EXERCISE INSTRUCTIONS: Search the listing below for the word "товаров" and copy each line that holds it.

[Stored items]
****************************************
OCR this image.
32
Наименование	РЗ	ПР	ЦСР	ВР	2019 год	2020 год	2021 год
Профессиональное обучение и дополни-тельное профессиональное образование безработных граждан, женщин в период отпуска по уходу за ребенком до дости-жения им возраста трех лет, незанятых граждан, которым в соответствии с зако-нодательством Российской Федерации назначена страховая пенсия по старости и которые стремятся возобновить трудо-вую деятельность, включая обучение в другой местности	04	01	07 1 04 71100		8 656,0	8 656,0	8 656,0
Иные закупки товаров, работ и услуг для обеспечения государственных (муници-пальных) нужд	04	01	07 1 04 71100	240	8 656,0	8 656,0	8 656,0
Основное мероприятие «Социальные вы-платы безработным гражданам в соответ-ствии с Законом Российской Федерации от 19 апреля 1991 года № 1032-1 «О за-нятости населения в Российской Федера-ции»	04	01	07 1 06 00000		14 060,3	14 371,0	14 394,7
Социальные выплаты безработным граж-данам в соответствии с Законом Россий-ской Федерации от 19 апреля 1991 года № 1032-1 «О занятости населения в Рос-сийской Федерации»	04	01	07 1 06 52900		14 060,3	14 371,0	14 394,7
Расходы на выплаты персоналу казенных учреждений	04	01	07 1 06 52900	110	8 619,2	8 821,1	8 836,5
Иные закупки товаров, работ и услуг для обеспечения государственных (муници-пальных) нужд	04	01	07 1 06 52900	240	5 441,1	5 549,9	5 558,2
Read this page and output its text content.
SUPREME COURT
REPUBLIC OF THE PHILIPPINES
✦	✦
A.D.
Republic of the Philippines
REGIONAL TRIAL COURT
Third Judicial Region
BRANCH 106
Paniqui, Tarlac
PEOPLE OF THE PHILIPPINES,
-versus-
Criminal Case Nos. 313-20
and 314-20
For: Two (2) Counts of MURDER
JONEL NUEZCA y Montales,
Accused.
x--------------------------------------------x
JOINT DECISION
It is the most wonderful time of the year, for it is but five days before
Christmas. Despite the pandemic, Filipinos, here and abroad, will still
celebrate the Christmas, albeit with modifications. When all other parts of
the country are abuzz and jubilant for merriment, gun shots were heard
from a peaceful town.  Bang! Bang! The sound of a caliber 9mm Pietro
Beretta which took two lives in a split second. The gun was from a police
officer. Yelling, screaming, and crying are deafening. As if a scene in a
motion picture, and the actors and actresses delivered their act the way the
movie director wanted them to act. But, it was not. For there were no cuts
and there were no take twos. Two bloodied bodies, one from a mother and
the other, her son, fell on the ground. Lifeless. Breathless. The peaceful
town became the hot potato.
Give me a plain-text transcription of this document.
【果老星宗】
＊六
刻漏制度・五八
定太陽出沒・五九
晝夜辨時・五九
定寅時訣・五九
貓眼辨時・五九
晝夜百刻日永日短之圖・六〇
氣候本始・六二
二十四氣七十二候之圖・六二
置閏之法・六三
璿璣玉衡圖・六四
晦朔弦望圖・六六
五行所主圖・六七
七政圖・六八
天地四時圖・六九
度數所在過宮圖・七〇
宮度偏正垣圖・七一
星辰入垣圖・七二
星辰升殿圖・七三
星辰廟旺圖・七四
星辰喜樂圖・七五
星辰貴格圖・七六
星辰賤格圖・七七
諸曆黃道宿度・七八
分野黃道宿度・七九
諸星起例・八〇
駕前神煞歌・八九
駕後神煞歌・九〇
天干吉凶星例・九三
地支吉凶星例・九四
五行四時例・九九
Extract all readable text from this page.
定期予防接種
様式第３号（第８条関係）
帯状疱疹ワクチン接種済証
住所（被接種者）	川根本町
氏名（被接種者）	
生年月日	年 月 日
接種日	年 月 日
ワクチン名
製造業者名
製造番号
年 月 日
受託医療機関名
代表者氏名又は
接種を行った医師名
****************************************
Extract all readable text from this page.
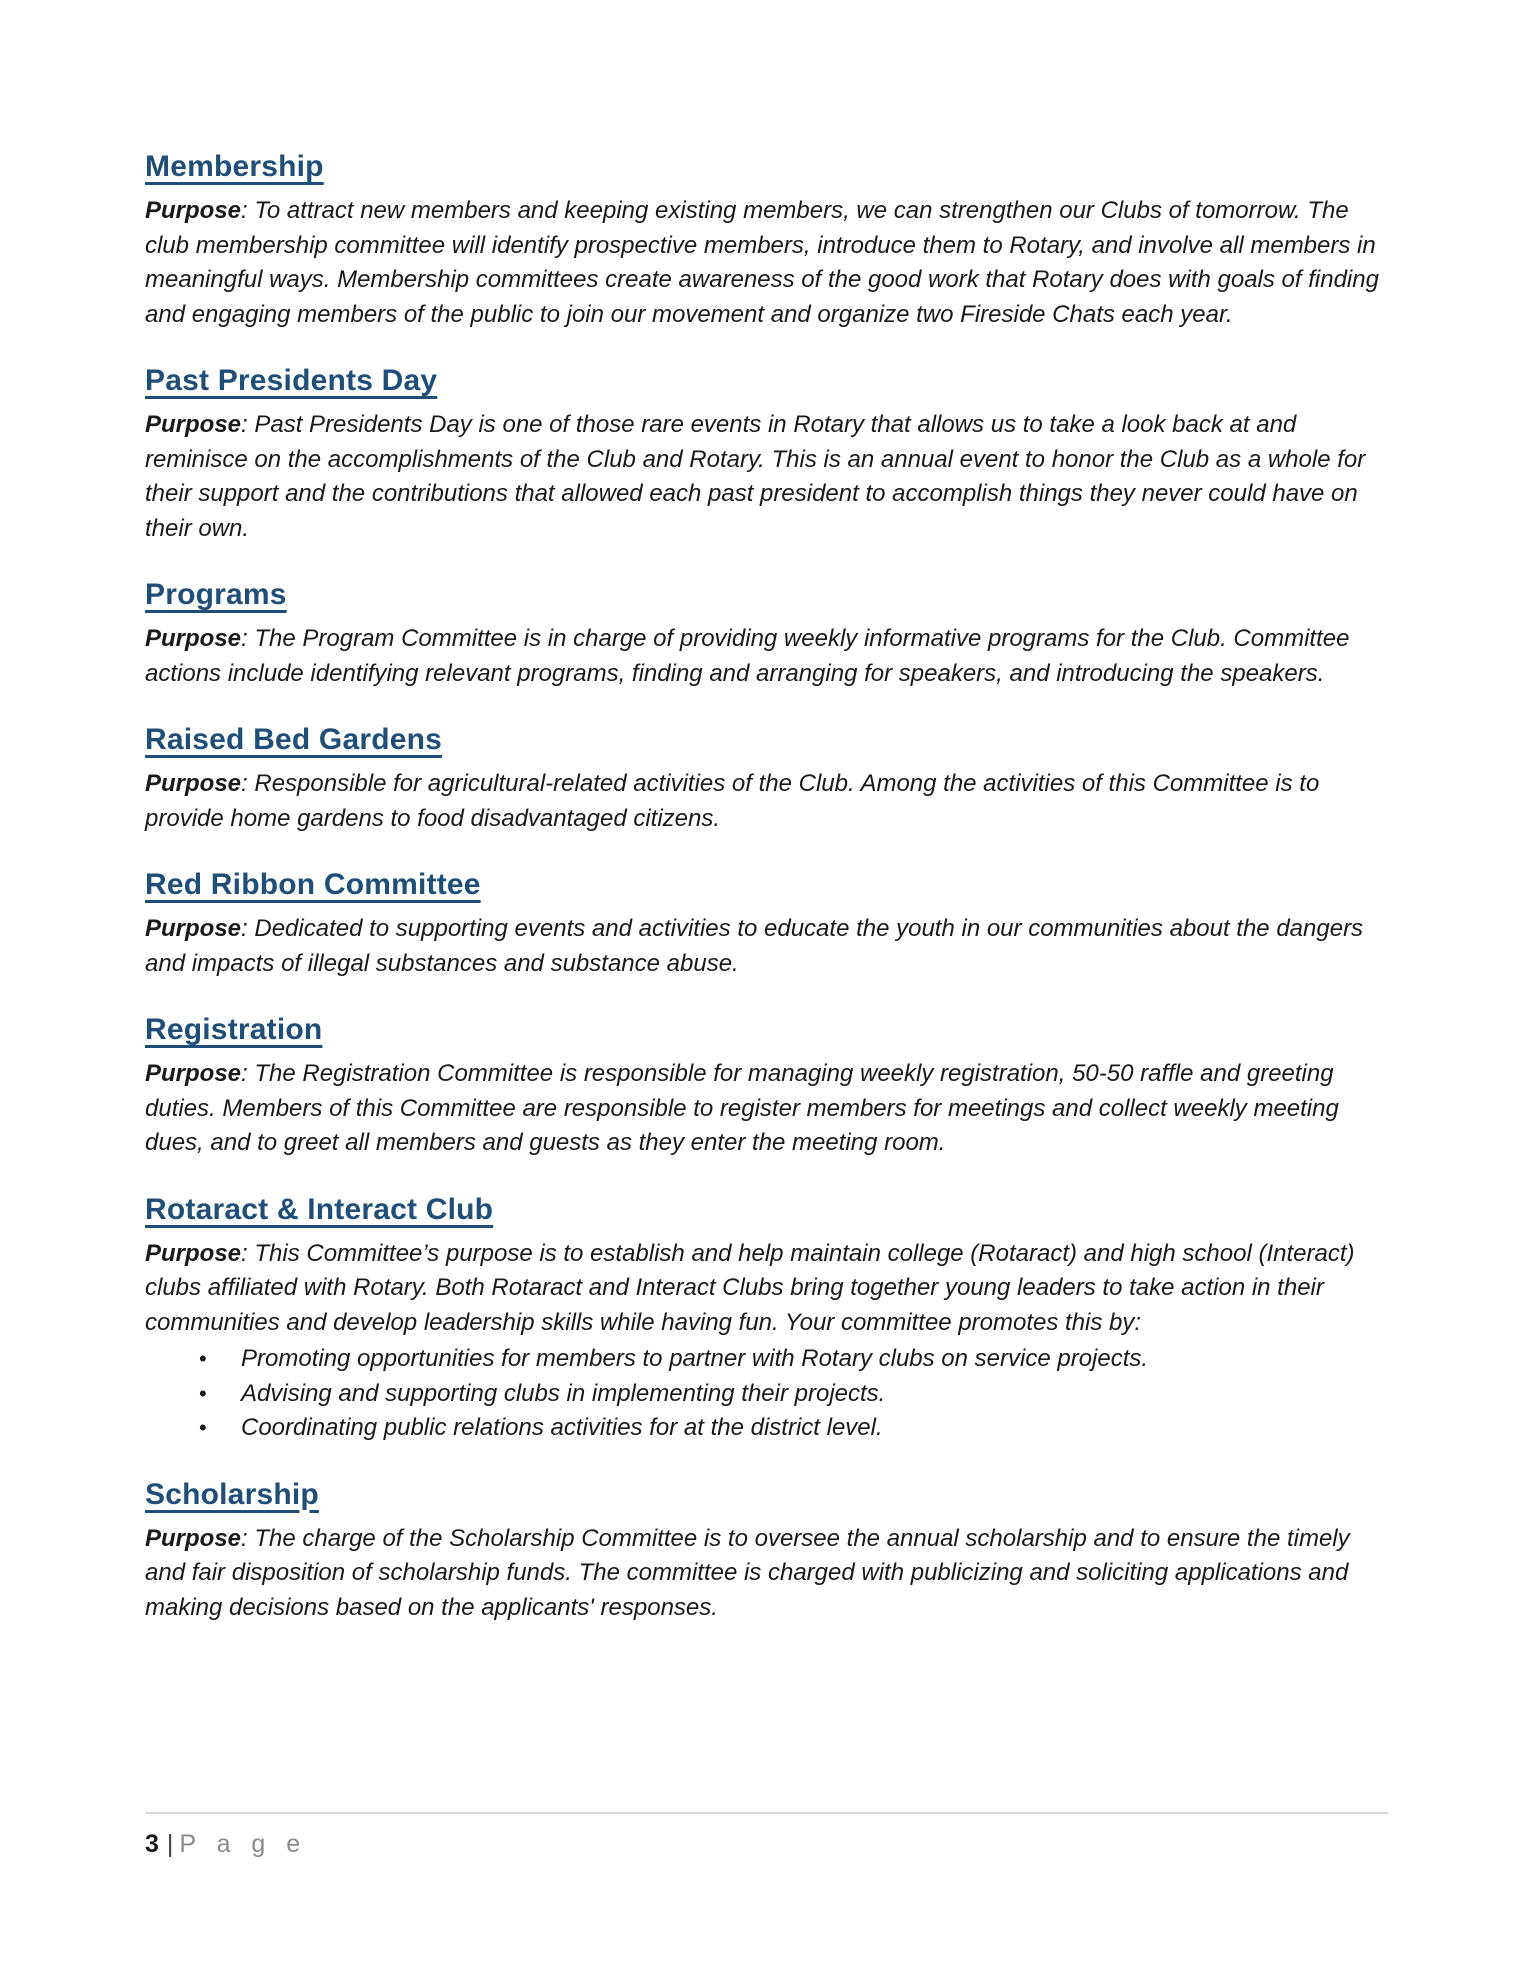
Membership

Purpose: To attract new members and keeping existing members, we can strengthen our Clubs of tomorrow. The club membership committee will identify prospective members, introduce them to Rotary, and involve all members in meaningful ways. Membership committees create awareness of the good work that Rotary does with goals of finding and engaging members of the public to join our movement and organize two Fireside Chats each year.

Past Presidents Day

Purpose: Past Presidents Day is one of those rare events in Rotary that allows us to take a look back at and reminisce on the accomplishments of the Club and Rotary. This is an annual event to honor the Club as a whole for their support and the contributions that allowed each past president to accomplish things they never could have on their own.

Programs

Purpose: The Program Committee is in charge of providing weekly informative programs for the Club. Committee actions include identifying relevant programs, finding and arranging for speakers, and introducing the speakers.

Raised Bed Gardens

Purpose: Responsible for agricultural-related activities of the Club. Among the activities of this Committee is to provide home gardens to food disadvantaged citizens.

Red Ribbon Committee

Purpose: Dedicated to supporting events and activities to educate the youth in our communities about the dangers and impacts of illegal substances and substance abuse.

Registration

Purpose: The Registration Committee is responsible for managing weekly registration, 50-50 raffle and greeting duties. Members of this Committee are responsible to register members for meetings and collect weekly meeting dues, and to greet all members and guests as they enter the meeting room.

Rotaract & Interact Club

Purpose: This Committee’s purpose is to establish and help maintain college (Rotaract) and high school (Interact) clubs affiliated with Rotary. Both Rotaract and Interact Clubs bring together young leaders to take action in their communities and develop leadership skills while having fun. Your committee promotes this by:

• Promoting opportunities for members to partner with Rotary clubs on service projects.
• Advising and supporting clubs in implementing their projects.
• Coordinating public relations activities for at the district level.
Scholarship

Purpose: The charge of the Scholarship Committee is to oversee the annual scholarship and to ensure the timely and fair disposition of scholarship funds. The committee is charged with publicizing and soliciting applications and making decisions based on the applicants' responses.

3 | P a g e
****************************************
EXERCISE RESULT:
Иные закупки товаров, работ и услуг для обеспечения государственных (муници-пальных) нужд	04	01	07 1 04 71100	240	8 656,0	8 656,0	8 656,0
Иные закупки товаров, работ и услуг для обеспечения государственных (муници-пальных) нужд	04	01	07 1 06 52900	240	5 441,1	5 549,9	5 558,2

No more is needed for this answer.